### Work to complete:
Note how many lines hold "Shenyang" and report that number by itself.

### Data provided:
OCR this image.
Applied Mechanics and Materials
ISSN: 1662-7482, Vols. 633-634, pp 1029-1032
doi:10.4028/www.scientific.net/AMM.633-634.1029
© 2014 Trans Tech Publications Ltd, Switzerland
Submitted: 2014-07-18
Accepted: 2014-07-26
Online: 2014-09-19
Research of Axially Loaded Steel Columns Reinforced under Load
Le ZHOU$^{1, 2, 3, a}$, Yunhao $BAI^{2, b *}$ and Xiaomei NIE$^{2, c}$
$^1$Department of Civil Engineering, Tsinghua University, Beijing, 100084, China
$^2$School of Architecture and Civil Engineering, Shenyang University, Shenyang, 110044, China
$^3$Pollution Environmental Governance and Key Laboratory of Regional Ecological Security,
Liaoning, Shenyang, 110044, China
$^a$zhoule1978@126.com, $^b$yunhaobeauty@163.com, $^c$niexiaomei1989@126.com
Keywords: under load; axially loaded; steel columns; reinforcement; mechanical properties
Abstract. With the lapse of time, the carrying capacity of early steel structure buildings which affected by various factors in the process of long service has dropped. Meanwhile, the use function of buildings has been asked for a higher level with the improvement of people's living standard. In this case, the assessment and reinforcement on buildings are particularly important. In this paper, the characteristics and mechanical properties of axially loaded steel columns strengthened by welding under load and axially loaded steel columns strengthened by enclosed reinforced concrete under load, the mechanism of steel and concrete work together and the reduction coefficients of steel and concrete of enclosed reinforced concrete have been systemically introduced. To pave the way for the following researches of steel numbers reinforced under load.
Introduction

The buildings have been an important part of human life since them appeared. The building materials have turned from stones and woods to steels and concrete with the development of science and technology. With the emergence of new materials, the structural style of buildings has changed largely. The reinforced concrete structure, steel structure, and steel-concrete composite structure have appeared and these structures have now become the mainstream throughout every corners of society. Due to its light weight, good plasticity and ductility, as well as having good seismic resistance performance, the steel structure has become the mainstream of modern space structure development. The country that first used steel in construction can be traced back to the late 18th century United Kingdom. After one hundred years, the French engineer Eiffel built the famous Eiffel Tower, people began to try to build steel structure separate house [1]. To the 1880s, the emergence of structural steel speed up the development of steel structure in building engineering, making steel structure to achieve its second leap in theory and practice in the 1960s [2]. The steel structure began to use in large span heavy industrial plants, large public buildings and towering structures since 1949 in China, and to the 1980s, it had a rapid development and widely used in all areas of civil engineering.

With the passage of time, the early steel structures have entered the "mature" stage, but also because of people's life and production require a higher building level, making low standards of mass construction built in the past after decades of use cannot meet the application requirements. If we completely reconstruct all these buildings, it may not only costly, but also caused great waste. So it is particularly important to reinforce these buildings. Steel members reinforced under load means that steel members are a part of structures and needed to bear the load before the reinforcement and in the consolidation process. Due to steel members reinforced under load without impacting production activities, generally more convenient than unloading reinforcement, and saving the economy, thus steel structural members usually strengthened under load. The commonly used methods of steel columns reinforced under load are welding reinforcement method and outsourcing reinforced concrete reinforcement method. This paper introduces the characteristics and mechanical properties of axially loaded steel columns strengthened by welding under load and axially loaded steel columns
...
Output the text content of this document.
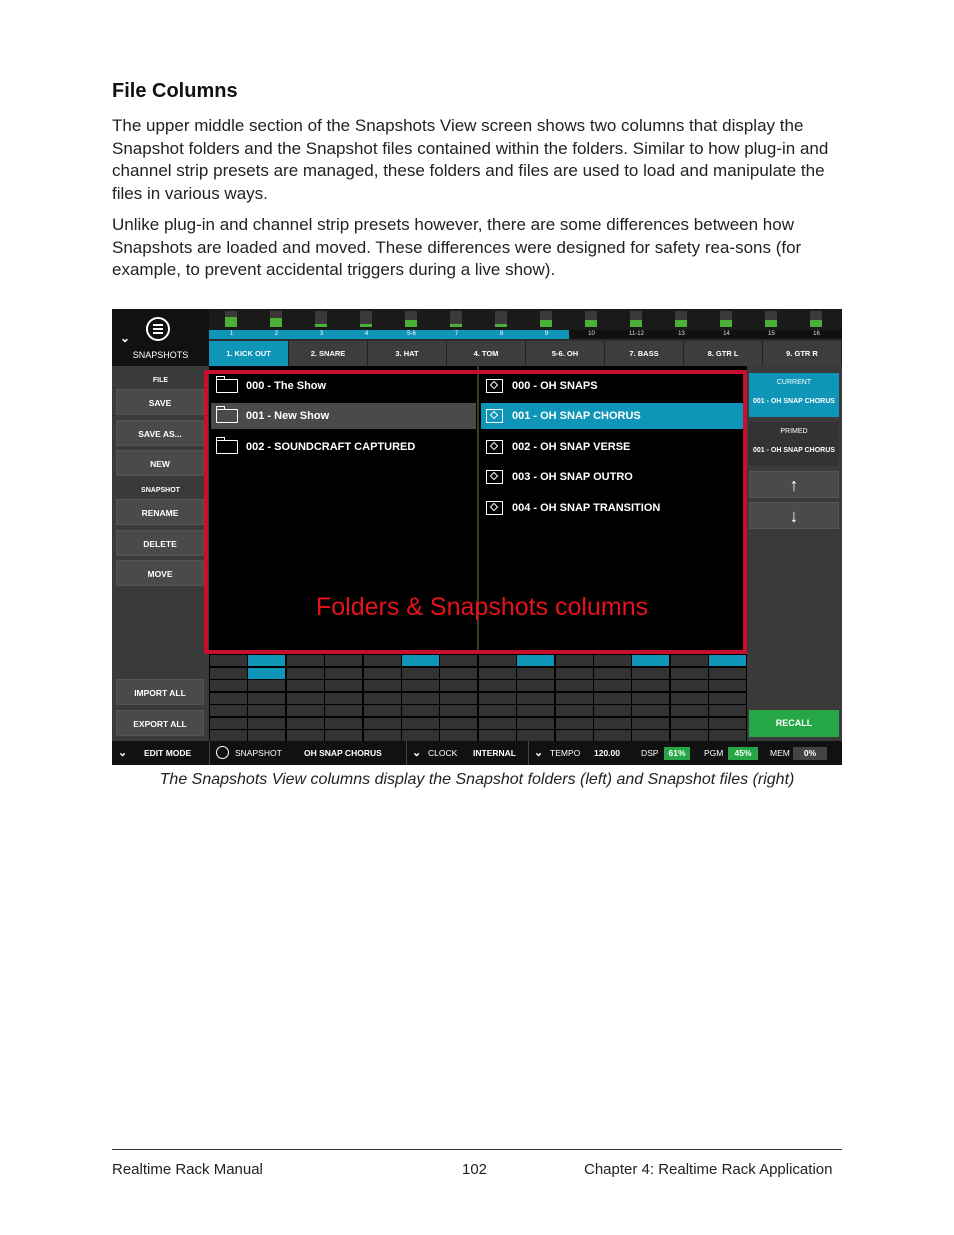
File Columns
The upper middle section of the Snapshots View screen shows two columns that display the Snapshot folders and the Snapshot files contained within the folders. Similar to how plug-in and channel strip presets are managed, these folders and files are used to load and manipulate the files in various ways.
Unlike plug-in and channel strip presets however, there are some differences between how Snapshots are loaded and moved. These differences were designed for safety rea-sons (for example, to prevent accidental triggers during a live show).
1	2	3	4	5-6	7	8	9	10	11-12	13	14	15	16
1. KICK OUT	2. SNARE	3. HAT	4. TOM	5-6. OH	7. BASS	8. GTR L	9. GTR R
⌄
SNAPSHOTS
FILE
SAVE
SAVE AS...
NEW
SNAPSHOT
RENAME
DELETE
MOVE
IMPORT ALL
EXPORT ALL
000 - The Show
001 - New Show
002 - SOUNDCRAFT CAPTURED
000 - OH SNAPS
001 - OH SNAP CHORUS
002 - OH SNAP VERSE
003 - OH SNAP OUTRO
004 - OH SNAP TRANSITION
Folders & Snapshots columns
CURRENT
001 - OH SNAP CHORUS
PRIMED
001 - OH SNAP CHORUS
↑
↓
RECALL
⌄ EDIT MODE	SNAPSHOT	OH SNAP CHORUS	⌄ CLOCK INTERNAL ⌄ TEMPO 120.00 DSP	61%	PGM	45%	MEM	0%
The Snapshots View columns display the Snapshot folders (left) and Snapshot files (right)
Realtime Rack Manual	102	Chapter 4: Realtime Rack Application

### Response to the exercise:
2